• WHAT THIS TASK INVOLVES: Turn the records into a numbered list, beginning at the first line and stopping after the line that contains "buffer-row-label: Buffer2 bbox=[8, 362, 41, 374]". Leave out any blank lines.

::: GIVEN DATA :::

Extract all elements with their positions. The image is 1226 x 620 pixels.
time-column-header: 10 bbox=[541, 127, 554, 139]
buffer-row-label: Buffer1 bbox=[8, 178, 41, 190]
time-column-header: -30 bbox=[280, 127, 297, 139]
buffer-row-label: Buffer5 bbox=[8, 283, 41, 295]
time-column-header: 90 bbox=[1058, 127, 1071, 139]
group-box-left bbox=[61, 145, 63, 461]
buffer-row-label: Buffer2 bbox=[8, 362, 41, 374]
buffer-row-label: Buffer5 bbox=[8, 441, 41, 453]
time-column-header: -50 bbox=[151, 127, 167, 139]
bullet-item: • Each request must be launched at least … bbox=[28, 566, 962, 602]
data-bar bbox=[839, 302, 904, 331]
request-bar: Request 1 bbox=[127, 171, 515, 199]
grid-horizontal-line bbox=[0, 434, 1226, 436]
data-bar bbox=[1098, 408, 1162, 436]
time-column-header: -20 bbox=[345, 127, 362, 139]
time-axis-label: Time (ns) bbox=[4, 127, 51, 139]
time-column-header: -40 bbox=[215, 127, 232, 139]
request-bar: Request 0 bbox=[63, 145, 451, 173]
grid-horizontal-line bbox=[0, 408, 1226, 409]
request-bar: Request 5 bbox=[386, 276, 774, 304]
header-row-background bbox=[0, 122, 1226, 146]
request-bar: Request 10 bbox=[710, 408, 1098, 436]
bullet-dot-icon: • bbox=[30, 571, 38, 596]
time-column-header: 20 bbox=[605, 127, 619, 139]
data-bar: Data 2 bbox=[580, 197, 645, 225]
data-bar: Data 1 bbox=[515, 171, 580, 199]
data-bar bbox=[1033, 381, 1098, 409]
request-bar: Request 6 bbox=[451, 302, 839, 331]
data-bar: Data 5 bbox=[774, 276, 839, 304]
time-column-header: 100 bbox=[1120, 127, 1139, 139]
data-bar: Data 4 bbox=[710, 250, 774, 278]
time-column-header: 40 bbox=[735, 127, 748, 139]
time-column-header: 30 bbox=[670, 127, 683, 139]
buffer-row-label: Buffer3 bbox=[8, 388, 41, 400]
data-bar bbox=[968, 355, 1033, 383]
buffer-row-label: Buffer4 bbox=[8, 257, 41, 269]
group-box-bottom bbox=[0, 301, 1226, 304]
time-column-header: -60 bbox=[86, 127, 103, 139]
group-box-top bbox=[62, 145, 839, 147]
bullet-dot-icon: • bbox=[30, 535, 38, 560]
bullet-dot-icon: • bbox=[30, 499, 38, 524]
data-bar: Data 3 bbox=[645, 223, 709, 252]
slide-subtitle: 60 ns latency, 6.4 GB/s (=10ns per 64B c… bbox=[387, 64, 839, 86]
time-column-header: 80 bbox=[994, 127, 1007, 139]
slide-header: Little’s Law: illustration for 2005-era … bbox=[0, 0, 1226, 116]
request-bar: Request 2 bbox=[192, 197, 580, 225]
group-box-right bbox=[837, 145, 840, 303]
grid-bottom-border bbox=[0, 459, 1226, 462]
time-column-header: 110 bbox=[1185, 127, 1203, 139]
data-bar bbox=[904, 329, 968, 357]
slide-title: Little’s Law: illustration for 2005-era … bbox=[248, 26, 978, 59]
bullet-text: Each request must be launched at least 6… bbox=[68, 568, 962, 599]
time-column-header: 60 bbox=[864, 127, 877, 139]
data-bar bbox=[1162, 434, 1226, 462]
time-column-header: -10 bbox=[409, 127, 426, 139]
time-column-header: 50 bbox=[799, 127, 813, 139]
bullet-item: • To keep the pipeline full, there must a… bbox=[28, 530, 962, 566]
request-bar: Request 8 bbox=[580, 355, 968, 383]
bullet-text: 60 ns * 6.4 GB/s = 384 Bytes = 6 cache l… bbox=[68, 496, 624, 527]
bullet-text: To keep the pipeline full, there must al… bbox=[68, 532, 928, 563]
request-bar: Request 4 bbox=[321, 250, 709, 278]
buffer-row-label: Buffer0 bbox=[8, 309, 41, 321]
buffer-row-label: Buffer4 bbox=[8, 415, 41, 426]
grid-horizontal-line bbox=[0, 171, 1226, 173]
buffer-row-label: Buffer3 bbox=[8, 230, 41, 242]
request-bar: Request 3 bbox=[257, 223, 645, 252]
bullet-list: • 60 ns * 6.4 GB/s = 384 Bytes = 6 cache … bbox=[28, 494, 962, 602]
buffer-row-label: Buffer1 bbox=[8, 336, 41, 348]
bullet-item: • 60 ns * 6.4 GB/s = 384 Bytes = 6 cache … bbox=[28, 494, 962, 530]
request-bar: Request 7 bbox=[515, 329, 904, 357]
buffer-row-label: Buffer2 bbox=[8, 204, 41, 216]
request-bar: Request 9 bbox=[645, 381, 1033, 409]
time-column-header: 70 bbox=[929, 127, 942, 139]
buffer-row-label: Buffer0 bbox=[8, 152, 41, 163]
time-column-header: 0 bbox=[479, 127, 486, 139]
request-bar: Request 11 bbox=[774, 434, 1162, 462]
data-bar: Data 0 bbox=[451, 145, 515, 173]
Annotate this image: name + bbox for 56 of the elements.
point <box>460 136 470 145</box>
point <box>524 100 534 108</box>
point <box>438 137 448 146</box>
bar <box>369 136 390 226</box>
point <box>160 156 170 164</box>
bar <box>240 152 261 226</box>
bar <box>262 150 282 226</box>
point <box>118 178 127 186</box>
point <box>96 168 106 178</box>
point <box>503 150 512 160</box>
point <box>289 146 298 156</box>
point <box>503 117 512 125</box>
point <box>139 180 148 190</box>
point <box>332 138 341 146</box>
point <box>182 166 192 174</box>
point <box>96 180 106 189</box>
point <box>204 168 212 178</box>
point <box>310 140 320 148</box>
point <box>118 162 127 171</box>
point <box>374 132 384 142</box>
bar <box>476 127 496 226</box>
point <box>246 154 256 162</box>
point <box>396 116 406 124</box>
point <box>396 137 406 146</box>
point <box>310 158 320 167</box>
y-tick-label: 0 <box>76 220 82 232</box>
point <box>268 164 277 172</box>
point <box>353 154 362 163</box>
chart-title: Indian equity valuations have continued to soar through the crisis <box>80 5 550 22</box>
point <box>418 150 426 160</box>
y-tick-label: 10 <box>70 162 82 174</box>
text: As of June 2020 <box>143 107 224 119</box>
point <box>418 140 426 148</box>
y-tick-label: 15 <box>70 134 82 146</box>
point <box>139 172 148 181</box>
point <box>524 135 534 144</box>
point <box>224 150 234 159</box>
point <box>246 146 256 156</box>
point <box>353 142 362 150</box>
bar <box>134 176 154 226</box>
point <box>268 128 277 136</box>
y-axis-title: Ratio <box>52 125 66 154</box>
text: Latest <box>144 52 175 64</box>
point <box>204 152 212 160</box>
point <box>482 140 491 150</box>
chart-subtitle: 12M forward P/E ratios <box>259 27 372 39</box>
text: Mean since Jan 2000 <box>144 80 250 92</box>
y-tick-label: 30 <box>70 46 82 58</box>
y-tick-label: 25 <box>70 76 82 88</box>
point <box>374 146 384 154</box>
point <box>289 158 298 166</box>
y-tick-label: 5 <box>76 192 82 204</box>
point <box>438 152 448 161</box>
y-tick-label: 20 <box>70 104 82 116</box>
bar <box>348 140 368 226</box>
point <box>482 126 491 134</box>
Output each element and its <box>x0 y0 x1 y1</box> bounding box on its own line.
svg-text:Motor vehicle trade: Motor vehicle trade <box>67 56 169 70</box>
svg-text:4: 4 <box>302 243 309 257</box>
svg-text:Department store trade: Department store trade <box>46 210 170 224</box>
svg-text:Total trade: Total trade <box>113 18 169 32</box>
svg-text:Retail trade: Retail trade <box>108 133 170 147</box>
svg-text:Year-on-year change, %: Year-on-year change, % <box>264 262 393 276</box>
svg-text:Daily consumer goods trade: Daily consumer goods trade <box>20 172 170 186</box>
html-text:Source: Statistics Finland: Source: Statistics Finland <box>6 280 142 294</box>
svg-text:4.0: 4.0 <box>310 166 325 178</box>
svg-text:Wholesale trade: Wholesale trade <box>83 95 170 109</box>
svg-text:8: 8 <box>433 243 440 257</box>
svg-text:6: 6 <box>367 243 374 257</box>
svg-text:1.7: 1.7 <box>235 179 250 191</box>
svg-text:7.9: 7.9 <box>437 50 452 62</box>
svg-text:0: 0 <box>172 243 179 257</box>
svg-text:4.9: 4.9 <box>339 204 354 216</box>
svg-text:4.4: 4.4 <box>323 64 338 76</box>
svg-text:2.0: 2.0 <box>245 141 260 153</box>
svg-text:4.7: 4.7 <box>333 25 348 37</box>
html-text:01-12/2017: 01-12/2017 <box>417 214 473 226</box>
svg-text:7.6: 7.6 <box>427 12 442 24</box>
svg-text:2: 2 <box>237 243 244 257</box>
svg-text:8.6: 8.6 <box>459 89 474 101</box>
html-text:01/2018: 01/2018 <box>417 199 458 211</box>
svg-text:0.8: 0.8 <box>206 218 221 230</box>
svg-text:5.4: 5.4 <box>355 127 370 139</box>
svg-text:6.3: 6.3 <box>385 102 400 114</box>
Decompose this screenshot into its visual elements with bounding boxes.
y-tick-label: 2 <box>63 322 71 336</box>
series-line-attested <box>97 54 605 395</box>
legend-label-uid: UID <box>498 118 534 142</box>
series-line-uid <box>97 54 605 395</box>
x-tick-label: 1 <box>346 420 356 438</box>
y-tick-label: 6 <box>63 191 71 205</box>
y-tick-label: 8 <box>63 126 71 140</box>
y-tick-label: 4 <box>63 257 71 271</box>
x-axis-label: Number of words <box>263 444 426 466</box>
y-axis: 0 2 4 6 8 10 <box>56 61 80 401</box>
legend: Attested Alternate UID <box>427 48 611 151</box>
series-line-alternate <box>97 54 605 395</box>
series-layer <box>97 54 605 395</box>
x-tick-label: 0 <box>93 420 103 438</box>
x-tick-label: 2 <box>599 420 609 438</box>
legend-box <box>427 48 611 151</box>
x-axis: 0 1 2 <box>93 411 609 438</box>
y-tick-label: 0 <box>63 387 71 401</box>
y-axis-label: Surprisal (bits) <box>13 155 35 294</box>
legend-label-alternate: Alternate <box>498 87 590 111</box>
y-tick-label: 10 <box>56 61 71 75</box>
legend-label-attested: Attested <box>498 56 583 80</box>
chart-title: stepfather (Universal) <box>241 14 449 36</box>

:::

• COMPLETE OUTPUT:
1. Extract all elements with their positions. The image is 1226 x 620 pixels.
2. time-column-header: 10 bbox=[541, 127, 554, 139]
3. buffer-row-label: Buffer1 bbox=[8, 178, 41, 190]
4. time-column-header: -30 bbox=[280, 127, 297, 139]
5. buffer-row-label: Buffer5 bbox=[8, 283, 41, 295]
6. time-column-header: 90 bbox=[1058, 127, 1071, 139]
7. group-box-left bbox=[61, 145, 63, 461]
8. buffer-row-label: Buffer2 bbox=[8, 362, 41, 374]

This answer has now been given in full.